Collected data:

═══

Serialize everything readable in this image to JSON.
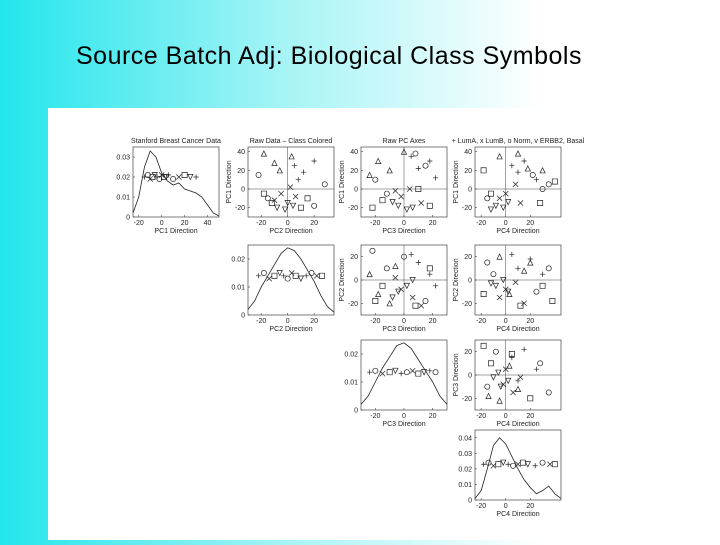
{
  "slide": {
    "title": "Source Batch Adj:  Biological Class Symbols"
  },
  "chart_data": [
    {
      "type": "density",
      "title": "Stanford Breast Cancer Data",
      "xlabel": "PC1 Direction",
      "xlim": [
        -25,
        50
      ],
      "xticks": [
        -20,
        0,
        20,
        40
      ],
      "ylim": [
        0,
        0.035
      ],
      "yticks": [
        0,
        0.01,
        0.02,
        0.03
      ],
      "x": [
        -25,
        -20,
        -15,
        -10,
        -5,
        0,
        5,
        10,
        15,
        20,
        25,
        30,
        35,
        40,
        45,
        50
      ],
      "values": [
        0.002,
        0.01,
        0.025,
        0.033,
        0.03,
        0.022,
        0.018,
        0.016,
        0.017,
        0.014,
        0.013,
        0.012,
        0.01,
        0.006,
        0.002,
        0.0005
      ],
      "points": {
        "x": [
          -15,
          -12,
          -10,
          -8,
          -6,
          -4,
          -2,
          0,
          2,
          4,
          6,
          10,
          15,
          20,
          25,
          30
        ],
        "y": [
          0.02,
          0.021,
          0.019,
          0.02,
          0.021,
          0.02,
          0.019,
          0.021,
          0.02,
          0.02,
          0.021,
          0.019,
          0.02,
          0.021,
          0.02,
          0.02
        ]
      }
    },
    {
      "type": "scatter",
      "title": "Raw Data – Class Colored",
      "xlabel": "PC2 Direction",
      "ylabel": "PC1 Direction",
      "xlim": [
        -30,
        35
      ],
      "xticks": [
        -20,
        0,
        20
      ],
      "ylim": [
        -30,
        45
      ],
      "yticks": [
        -20,
        0,
        20,
        40
      ],
      "series": [
        {
          "marker": "+",
          "x": [
            5,
            12,
            20,
            8
          ],
          "y": [
            25,
            18,
            30,
            10
          ]
        },
        {
          "marker": "x",
          "x": [
            -5,
            2,
            -10,
            6
          ],
          "y": [
            -5,
            2,
            -12,
            -8
          ]
        },
        {
          "marker": "o",
          "x": [
            -22,
            -15,
            28,
            20
          ],
          "y": [
            15,
            -10,
            5,
            -18
          ]
        },
        {
          "marker": "v",
          "x": [
            -8,
            0,
            4,
            -2
          ],
          "y": [
            -20,
            -15,
            -18,
            -22
          ]
        },
        {
          "marker": "square",
          "x": [
            -12,
            10,
            15,
            -18
          ],
          "y": [
            -15,
            -20,
            -10,
            -5
          ]
        },
        {
          "marker": "triangle",
          "x": [
            -18,
            -10,
            -6,
            3
          ],
          "y": [
            38,
            28,
            20,
            35
          ]
        }
      ]
    },
    {
      "type": "scatter",
      "title": "Raw PC Axes",
      "xlabel": "PC3 Direction",
      "ylabel": "PC1 Direction",
      "xlim": [
        -30,
        30
      ],
      "xticks": [
        -20,
        0,
        20
      ],
      "ylim": [
        -30,
        45
      ],
      "yticks": [
        -20,
        0,
        20,
        40
      ],
      "series": [
        {
          "marker": "+",
          "x": [
            10,
            18,
            22,
            5
          ],
          "y": [
            22,
            30,
            12,
            35
          ]
        },
        {
          "marker": "x",
          "x": [
            -2,
            4,
            12,
            -6
          ],
          "y": [
            -8,
            0,
            -15,
            -2
          ]
        },
        {
          "marker": "o",
          "x": [
            8,
            -20,
            15,
            -12
          ],
          "y": [
            38,
            10,
            25,
            -5
          ]
        },
        {
          "marker": "v",
          "x": [
            -4,
            2,
            -8,
            6
          ],
          "y": [
            -18,
            -22,
            -14,
            -20
          ]
        },
        {
          "marker": "square",
          "x": [
            -15,
            -22,
            18,
            10
          ],
          "y": [
            -12,
            -20,
            -18,
            0
          ]
        },
        {
          "marker": "triangle",
          "x": [
            -18,
            -10,
            -24,
            0
          ],
          "y": [
            30,
            20,
            15,
            40
          ]
        }
      ]
    },
    {
      "type": "scatter",
      "title": "+ LumA, x LumB, o Norm, v ERBB2, Basal",
      "xlabel": "PC4 Direction",
      "ylabel": "PC1 Direction",
      "xlim": [
        -25,
        45
      ],
      "xticks": [
        -20,
        0,
        20
      ],
      "ylim": [
        -30,
        45
      ],
      "yticks": [
        -20,
        0,
        20,
        40
      ],
      "series": [
        {
          "marker": "+",
          "x": [
            5,
            15,
            25,
            10
          ],
          "y": [
            25,
            30,
            10,
            18
          ]
        },
        {
          "marker": "x",
          "x": [
            0,
            8,
            -5,
            12
          ],
          "y": [
            -5,
            5,
            -10,
            -15
          ]
        },
        {
          "marker": "o",
          "x": [
            30,
            22,
            -15,
            35
          ],
          "y": [
            0,
            15,
            -10,
            5
          ]
        },
        {
          "marker": "v",
          "x": [
            -8,
            -2,
            -12,
            2
          ],
          "y": [
            -18,
            -20,
            -22,
            -14
          ]
        },
        {
          "marker": "square",
          "x": [
            -18,
            -12,
            28,
            40
          ],
          "y": [
            20,
            -5,
            -15,
            8
          ]
        },
        {
          "marker": "triangle",
          "x": [
            -5,
            18,
            30,
            10
          ],
          "y": [
            35,
            22,
            20,
            38
          ]
        }
      ]
    },
    {
      "type": "density",
      "xlabel": "PC2 Direction",
      "xlim": [
        -30,
        35
      ],
      "xticks": [
        -20,
        0,
        20
      ],
      "ylim": [
        0,
        0.025
      ],
      "yticks": [
        0,
        0.01,
        0.02
      ],
      "x": [
        -30,
        -25,
        -20,
        -15,
        -10,
        -5,
        0,
        5,
        10,
        15,
        20,
        25,
        30,
        35
      ],
      "values": [
        0.002,
        0.005,
        0.01,
        0.014,
        0.018,
        0.022,
        0.024,
        0.023,
        0.02,
        0.016,
        0.012,
        0.007,
        0.003,
        0.001
      ],
      "points": {
        "x": [
          -22,
          -18,
          -14,
          -10,
          -6,
          -3,
          0,
          3,
          6,
          10,
          14,
          18,
          22,
          26
        ],
        "y": [
          0.014,
          0.015,
          0.013,
          0.014,
          0.015,
          0.014,
          0.013,
          0.015,
          0.014,
          0.013,
          0.014,
          0.015,
          0.014,
          0.014
        ]
      }
    },
    {
      "type": "scatter",
      "xlabel": "PC3 Direction",
      "ylabel": "PC2 Direction",
      "xlim": [
        -30,
        30
      ],
      "xticks": [
        -20,
        0,
        20
      ],
      "ylim": [
        -30,
        30
      ],
      "yticks": [
        -20,
        0,
        20
      ],
      "series": [
        {
          "marker": "+",
          "x": [
            10,
            18,
            5,
            22
          ],
          "y": [
            15,
            5,
            22,
            -5
          ]
        },
        {
          "marker": "x",
          "x": [
            -2,
            6,
            12,
            -6
          ],
          "y": [
            -8,
            -15,
            -22,
            2
          ]
        },
        {
          "marker": "o",
          "x": [
            -22,
            -12,
            0,
            15
          ],
          "y": [
            25,
            10,
            20,
            -18
          ]
        },
        {
          "marker": "v",
          "x": [
            -4,
            2,
            -8,
            6
          ],
          "y": [
            -10,
            -5,
            -15,
            0
          ]
        },
        {
          "marker": "square",
          "x": [
            -15,
            -20,
            18,
            8
          ],
          "y": [
            -5,
            -18,
            10,
            -22
          ]
        },
        {
          "marker": "triangle",
          "x": [
            -18,
            -10,
            -24,
            -6
          ],
          "y": [
            -12,
            -20,
            5,
            12
          ]
        }
      ]
    },
    {
      "type": "scatter",
      "xlabel": "PC4 Direction",
      "ylabel": "PC2 Direction",
      "xlim": [
        -25,
        45
      ],
      "xticks": [
        -20,
        0,
        20
      ],
      "ylim": [
        -30,
        30
      ],
      "yticks": [
        -20,
        0,
        20
      ],
      "series": [
        {
          "marker": "+",
          "x": [
            10,
            20,
            30,
            5
          ],
          "y": [
            10,
            18,
            5,
            22
          ]
        },
        {
          "marker": "x",
          "x": [
            0,
            8,
            -5,
            15
          ],
          "y": [
            -8,
            -2,
            -15,
            -20
          ]
        },
        {
          "marker": "o",
          "x": [
            -15,
            -10,
            25,
            35
          ],
          "y": [
            15,
            5,
            -10,
            10
          ]
        },
        {
          "marker": "v",
          "x": [
            -8,
            -2,
            2,
            -12
          ],
          "y": [
            -5,
            0,
            -10,
            -3
          ]
        },
        {
          "marker": "square",
          "x": [
            -18,
            30,
            38,
            12
          ],
          "y": [
            -12,
            -5,
            -18,
            -22
          ]
        },
        {
          "marker": "triangle",
          "x": [
            -5,
            15,
            20,
            3
          ],
          "y": [
            20,
            8,
            15,
            -12
          ]
        }
      ]
    },
    {
      "type": "density",
      "xlabel": "PC3 Direction",
      "xlim": [
        -30,
        30
      ],
      "xticks": [
        -20,
        0,
        20
      ],
      "ylim": [
        0,
        0.025
      ],
      "yticks": [
        0,
        0.01,
        0.02
      ],
      "x": [
        -30,
        -25,
        -20,
        -15,
        -10,
        -5,
        0,
        5,
        10,
        15,
        20,
        25,
        30
      ],
      "values": [
        0.002,
        0.005,
        0.01,
        0.015,
        0.019,
        0.023,
        0.024,
        0.022,
        0.018,
        0.014,
        0.01,
        0.005,
        0.002
      ],
      "points": {
        "x": [
          -24,
          -20,
          -15,
          -10,
          -6,
          -2,
          2,
          6,
          10,
          14,
          18,
          22
        ],
        "y": [
          0.0135,
          0.014,
          0.013,
          0.0135,
          0.014,
          0.013,
          0.0135,
          0.014,
          0.013,
          0.0135,
          0.014,
          0.0135
        ]
      }
    },
    {
      "type": "scatter",
      "xlabel": "PC4 Direction",
      "ylabel": "PC3 Direction",
      "xlim": [
        -25,
        45
      ],
      "xticks": [
        -20,
        0,
        20
      ],
      "ylim": [
        -30,
        30
      ],
      "yticks": [
        -20,
        0,
        20
      ],
      "series": [
        {
          "marker": "+",
          "x": [
            5,
            15,
            25,
            10
          ],
          "y": [
            15,
            22,
            5,
            -5
          ]
        },
        {
          "marker": "x",
          "x": [
            -2,
            6,
            12,
            0
          ],
          "y": [
            -8,
            -15,
            -2,
            5
          ]
        },
        {
          "marker": "o",
          "x": [
            -15,
            28,
            35,
            -8
          ],
          "y": [
            -10,
            10,
            -15,
            20
          ]
        },
        {
          "marker": "v",
          "x": [
            -10,
            -4,
            2,
            -6
          ],
          "y": [
            -2,
            -10,
            -5,
            2
          ]
        },
        {
          "marker": "square",
          "x": [
            -18,
            -12,
            20,
            5
          ],
          "y": [
            25,
            10,
            -20,
            18
          ]
        },
        {
          "marker": "triangle",
          "x": [
            -14,
            -5,
            10,
            3
          ],
          "y": [
            -18,
            -22,
            -12,
            8
          ]
        }
      ]
    },
    {
      "type": "density",
      "xlabel": "PC4 Direction",
      "xlim": [
        -25,
        45
      ],
      "xticks": [
        -20,
        0,
        20
      ],
      "ylim": [
        0,
        0.045
      ],
      "yticks": [
        0,
        0.01,
        0.02,
        0.03,
        0.04
      ],
      "x": [
        -25,
        -20,
        -15,
        -10,
        -5,
        0,
        5,
        10,
        15,
        20,
        25,
        30,
        35,
        40,
        45
      ],
      "values": [
        0.001,
        0.006,
        0.02,
        0.035,
        0.04,
        0.036,
        0.028,
        0.02,
        0.013,
        0.008,
        0.004,
        0.006,
        0.009,
        0.004,
        0.001
      ],
      "points": {
        "x": [
          -18,
          -14,
          -10,
          -6,
          -2,
          2,
          6,
          10,
          14,
          18,
          24,
          30,
          36,
          40
        ],
        "y": [
          0.023,
          0.024,
          0.022,
          0.023,
          0.024,
          0.023,
          0.022,
          0.023,
          0.024,
          0.023,
          0.022,
          0.024,
          0.023,
          0.023
        ]
      }
    }
  ]
}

═══

Copy every line of the records above that contains "title".

    "title": "Source Batch Adj:  Biological Class Symbols"
      "title": "Stanford Breast Cancer Data",
      "title": "Raw Data – Class Colored",
      "title": "Raw PC Axes",
      "title": "+ LumA, x LumB, o Norm, v ERBB2, Basal",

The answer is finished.